» Extrait du document:
────────────────

Carmen Bernand, Histoire des peuples d’Amérique. Andrés Reséndez, L’autre esclavage, la véritable histoire de l’asservissement des Indiens aux Amériques
Carmen Bernand, Histoire des peuples d’Amérique, Paris, Fayard Histoire, 2019.
Andrés Reséndez, L’autre esclavage, la véritable histoire de l’asservissement des Indiens aux Amériques, Paris, Albin Michel, 2021.
Texte intégral
1À la lecture des deux titres, c’est plein d’espoir de voir renouvelée une des questions essentielles de l’histoire coloniale aux Amériques que le lecteur se saisit des livres de A. Reséndez et C. Bernand. Leurs titres expriment en effet toute l’ambition de deux projets éditoriaux qui proposent, chacun à leur manière, un retour sur une question qui constitue, de longue date, un point central de l’historiographie américaniste. Dans les deux cas, il s’agit de revenir sur l’histoire des populations américaines dont le cours de l’histoire se trouve avoir été brutalement modifié par l’irruption des Européens à la fin du xve siècle. Dans le même temps, chacun de ces livres propose de ce même objet d’étude deux approches qui renvoient à une appréhension bien différente du sujet même si, inévitablement, les réflexions développées par les deux auteurs ne s’en recoupent pas moins.

────────────────

» Travail à faire:
#1 Pouvez-vous reproduire le passage du compte rendu des livres de Bernand et Reséndez qui commence à "Texte intégral" et se termine à "recoupent pas moins." ?
#2 D'après le compte rendu des livres de Bernand et Reséndez, pourquoi le lecteur aborde-t-il ces deux ouvrages plein d'espoir ? Répondez en une à trois phrases.
#3 Pouvez-vous prolonger le compte rendu des livres de Bernand et Reséndez à partir de sa dernière phrase ?

────────────────

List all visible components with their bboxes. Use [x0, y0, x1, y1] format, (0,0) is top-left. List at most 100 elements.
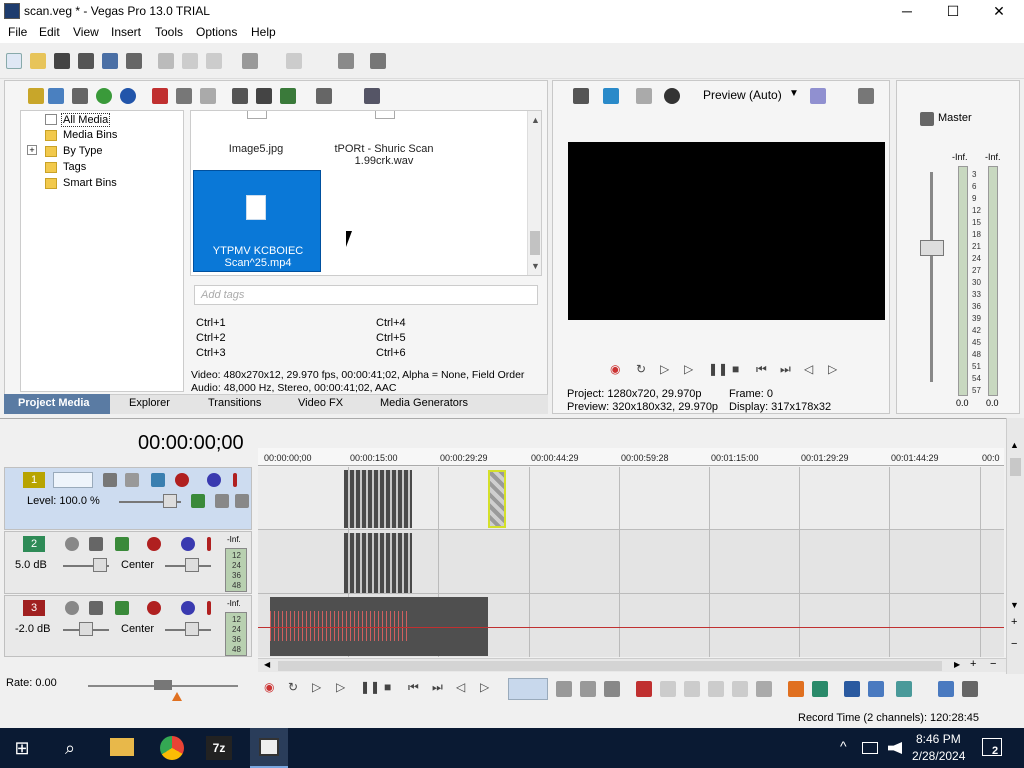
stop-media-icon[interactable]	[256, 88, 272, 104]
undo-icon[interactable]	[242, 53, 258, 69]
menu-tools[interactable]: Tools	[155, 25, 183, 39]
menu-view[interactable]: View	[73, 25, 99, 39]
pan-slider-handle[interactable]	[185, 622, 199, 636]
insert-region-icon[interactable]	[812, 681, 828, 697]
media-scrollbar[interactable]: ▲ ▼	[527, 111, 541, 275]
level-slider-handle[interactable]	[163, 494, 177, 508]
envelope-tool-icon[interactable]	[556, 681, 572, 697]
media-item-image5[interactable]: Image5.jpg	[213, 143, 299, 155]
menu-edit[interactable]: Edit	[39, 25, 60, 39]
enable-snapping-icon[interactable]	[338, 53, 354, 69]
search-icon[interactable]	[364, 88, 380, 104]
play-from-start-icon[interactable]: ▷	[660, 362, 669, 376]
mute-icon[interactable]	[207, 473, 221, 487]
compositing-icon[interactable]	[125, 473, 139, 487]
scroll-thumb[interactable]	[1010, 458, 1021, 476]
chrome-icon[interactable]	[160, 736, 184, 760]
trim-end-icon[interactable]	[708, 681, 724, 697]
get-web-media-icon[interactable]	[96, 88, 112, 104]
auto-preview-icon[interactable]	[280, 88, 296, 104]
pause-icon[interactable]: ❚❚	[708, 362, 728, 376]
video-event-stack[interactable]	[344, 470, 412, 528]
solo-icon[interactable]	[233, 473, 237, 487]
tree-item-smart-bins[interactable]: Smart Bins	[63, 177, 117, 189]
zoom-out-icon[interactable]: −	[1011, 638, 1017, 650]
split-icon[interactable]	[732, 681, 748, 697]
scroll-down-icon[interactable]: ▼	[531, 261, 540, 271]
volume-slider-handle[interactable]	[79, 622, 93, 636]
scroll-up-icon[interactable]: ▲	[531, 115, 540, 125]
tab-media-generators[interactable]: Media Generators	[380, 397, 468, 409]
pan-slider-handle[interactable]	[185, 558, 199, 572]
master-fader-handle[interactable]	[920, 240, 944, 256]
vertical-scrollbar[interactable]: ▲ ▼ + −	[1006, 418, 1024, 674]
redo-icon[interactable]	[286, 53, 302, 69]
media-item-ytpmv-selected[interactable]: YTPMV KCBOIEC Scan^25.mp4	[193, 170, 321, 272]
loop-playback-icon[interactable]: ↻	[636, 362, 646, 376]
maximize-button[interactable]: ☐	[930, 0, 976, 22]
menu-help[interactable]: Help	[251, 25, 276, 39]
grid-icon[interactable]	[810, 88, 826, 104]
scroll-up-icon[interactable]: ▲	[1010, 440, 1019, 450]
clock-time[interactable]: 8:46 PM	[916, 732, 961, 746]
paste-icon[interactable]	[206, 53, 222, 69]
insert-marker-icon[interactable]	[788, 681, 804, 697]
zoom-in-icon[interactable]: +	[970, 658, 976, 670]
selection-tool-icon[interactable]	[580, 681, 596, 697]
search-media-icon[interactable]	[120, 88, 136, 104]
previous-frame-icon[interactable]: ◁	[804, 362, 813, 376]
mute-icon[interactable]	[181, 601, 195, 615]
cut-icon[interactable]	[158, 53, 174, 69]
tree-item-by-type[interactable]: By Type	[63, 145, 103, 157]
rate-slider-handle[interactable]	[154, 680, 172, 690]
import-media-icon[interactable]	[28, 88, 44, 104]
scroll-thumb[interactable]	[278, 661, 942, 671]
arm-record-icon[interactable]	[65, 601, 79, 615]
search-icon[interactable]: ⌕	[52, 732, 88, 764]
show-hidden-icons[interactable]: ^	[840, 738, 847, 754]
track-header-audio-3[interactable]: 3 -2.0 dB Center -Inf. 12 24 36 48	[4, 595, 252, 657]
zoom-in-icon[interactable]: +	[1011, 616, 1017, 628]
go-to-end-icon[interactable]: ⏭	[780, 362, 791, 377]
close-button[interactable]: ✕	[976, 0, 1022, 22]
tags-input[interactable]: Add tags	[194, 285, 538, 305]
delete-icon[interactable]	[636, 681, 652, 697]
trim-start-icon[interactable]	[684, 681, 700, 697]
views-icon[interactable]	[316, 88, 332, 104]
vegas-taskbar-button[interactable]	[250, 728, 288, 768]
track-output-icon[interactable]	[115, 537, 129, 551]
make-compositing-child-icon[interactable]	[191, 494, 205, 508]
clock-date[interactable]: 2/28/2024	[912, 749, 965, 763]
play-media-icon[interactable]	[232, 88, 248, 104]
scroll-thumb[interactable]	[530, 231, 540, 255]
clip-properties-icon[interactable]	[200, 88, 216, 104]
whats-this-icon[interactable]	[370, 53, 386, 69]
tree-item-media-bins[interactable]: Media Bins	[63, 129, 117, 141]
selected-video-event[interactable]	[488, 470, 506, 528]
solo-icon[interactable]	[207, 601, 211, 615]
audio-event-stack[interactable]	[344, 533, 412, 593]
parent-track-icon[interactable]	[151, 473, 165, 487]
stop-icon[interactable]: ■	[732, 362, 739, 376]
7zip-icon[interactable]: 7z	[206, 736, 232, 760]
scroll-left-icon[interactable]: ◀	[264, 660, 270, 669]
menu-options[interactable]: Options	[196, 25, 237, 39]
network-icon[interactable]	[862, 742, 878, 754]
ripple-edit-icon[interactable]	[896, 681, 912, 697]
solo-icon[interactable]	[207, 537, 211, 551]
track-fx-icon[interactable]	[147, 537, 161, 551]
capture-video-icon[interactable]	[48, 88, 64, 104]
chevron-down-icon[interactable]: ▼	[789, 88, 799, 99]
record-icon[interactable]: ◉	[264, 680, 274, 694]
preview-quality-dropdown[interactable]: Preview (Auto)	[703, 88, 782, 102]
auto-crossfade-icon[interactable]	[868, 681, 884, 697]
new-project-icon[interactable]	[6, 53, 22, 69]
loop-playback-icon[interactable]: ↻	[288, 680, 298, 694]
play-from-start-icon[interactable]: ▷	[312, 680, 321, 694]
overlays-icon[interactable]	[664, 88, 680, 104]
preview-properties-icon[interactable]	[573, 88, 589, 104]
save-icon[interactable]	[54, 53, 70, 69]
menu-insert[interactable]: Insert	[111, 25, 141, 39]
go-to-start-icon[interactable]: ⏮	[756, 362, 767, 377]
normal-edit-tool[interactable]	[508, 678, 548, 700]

────────────────

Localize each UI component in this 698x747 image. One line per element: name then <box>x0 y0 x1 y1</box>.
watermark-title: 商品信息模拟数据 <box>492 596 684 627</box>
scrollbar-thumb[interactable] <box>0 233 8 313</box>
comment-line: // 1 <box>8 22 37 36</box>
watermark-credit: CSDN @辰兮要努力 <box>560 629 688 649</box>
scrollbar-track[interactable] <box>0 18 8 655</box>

────────────────

» Réponses par consigne:
#1
Texte intégral
1À la lecture des deux titres, c’est plein d’espoir de voir renouvelée une des questions essentielles de l’histoire coloniale aux Amériques que le lecteur se saisit des livres de A. Reséndez et C. Bernand. Leurs titres expriment en effet toute l’ambition de deux projets éditoriaux qui proposent, chacun à leur manière, un retour sur une question qui constitue, de longue date, un point central de l’historiographie américaniste. Dans les deux cas, il s’agit de revenir sur l’histoire des populations américaines dont le cours de l’histoire se trouve avoir été brutalement modifié par l’irruption des Européens à la fin du xve siècle. Dans le même temps, chacun de ces livres propose de ce même objet d’étude deux approches qui renvoient à une appréhension bien différente du sujet même si, inévitablement, les réflexions développées par les deux auteurs ne s’en recoupent pas moins.

#2 Leurs titres expriment toute l'ambition de deux projets éditoriaux. Chacun à sa manière, ces projets reviennent sur une question centrale de longue date dans l'historiographie américaniste : l'histoire des populations américaines, brutalement modifiée par l'irruption des Européens à la fin du XVe siècle.

#3
2Ces deux livres partagent la mise en œuvre d’un projet ambitieux. Pour l’ouvrage de Carmen Bernand, il ne s’agit rien moins que d’écrire une « histoire des Indiens des Amériques », projet originellement forgé en commun avec N. Wachtel. Cette intention initiale s’est au fil du temps transformée pour devenir une réflexion sur l’histoire des peuples amérindiens en mobilisant des sources ne se réduisant pas à celles produites depuis la période coloniale. En d’autres termes, le défi que se lance C. Bernard est de travailler non plus seulement à partir de la documentation sur laquelle repose la recherche américaniste depuis bientôt deux siècles – récits des explorations et de la conquête, chroniques, documents d’archives ou encore sources imprimées ou iconographiques – mais de travailler aussi à partir des résultats produits par les recherches archéologiques. Non sans raison et en vertu de ces dernières sources mobilisées, C. Bernard assimile son approche à celle des études « préhistoriques ». Cette reconstruction originale de l’objet d’étude lui permet de dépasser l’impact des « frontières » inventées à partir du xvie siècle et imposées par les vainqueurs successifs depuis cinq siècles. Ce faisant, c’est à la mise en évidence des constantes ou des invariants sur lesquelles se sont édifiées les diverses civilisations américaines, malgré leurs inévitables variations locales et temporelles, que l’on assiste.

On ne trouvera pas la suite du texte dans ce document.